▸ **Problem requirements**
Select each line where the word "élelmiszeripari" appears.
[BEGIN The data]
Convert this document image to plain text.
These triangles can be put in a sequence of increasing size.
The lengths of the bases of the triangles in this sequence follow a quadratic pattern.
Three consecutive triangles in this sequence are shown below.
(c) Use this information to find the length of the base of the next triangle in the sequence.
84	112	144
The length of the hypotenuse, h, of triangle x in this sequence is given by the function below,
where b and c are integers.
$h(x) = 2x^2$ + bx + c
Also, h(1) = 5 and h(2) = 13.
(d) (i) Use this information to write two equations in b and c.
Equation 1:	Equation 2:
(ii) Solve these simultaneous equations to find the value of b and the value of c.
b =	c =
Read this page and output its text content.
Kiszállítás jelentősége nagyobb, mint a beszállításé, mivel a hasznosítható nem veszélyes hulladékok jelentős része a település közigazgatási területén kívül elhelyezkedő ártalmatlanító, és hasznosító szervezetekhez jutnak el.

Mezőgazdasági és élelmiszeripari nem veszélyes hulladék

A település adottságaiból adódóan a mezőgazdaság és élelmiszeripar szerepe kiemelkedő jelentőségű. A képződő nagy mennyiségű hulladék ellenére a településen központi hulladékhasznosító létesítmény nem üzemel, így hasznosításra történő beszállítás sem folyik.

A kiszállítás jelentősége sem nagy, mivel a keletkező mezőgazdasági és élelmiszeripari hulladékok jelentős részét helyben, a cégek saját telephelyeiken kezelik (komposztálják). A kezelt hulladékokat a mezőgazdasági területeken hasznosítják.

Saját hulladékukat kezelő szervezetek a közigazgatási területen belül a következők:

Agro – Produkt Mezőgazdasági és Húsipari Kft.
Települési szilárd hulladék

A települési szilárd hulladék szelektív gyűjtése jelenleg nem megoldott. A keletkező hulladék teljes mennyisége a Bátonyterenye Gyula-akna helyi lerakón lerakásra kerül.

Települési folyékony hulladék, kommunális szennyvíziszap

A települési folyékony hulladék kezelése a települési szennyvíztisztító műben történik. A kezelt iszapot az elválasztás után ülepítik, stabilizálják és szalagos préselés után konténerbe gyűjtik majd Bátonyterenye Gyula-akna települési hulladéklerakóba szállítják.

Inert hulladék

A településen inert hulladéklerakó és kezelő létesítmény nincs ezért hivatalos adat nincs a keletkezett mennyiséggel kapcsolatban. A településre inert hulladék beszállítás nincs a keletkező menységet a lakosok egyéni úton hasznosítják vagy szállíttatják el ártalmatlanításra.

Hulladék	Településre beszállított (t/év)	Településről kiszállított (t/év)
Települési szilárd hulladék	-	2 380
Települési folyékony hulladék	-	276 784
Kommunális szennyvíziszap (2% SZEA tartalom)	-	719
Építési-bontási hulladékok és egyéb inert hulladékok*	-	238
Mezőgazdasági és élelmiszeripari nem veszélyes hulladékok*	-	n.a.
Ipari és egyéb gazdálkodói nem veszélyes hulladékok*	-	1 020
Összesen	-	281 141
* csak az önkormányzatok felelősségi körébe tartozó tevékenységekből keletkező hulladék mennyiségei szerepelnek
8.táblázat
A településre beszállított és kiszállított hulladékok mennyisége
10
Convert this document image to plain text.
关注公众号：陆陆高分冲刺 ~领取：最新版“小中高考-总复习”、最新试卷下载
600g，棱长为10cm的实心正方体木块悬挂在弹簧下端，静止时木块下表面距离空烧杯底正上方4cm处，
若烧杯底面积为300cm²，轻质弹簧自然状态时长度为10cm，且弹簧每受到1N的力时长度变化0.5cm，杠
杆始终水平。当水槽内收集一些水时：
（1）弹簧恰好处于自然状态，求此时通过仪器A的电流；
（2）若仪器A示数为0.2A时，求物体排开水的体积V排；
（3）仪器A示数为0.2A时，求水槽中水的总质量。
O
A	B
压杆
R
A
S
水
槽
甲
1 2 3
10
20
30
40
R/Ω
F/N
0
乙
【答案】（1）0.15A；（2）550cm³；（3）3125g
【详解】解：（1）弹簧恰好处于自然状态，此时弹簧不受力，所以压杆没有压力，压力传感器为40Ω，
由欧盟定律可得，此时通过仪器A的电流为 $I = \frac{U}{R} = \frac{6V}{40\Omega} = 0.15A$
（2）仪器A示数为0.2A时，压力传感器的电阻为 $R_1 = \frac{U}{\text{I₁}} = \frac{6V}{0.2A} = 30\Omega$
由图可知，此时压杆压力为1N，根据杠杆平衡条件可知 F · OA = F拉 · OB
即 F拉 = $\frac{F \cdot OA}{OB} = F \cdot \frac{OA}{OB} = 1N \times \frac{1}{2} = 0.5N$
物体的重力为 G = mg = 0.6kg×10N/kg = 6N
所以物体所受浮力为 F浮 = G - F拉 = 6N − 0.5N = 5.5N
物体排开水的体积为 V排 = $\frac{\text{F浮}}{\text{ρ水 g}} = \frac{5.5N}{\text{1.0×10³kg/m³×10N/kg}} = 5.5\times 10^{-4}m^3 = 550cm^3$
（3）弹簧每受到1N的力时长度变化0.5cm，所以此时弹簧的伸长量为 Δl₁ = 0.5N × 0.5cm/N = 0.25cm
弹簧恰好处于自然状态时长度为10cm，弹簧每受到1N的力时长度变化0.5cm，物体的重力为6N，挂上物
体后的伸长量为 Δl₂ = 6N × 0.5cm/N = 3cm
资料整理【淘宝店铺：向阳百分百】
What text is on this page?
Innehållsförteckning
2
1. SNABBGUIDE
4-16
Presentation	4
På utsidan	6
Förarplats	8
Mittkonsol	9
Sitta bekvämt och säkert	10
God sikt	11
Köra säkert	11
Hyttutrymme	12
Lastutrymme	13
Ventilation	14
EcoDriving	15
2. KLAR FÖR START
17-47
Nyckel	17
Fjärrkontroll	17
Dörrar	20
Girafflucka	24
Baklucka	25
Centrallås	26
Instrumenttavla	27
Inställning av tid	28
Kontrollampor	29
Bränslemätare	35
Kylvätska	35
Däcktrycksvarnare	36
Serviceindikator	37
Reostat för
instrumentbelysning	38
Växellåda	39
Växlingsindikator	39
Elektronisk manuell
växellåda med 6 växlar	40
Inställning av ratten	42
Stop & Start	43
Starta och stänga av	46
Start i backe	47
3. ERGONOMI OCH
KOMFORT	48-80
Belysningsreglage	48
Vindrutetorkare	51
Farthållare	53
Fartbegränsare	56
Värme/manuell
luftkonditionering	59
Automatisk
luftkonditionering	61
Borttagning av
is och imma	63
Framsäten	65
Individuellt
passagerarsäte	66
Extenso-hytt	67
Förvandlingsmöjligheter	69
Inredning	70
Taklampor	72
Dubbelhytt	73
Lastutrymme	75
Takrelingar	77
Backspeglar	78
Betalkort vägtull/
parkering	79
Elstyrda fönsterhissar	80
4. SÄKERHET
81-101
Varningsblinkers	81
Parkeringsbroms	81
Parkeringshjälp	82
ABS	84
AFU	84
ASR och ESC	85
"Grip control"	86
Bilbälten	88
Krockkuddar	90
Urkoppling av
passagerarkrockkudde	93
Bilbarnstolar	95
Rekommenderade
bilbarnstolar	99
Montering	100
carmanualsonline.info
[END The data]
▸ **Task response**
Mezőgazdasági és élelmiszeripari nem veszélyes hulladék
A kiszállítás jelentősége sem nagy, mivel a keletkező mezőgazdasági és élelmiszeripari hulladékok jelentős részét helyben, a cégek saját telephelyeiken kezelik (komposztálják). A kezelt hulladékokat a mezőgazdasági területeken hasznosítják.
Mezőgazdasági és élelmiszeripari nem veszélyes hulladékok*	-	n.a.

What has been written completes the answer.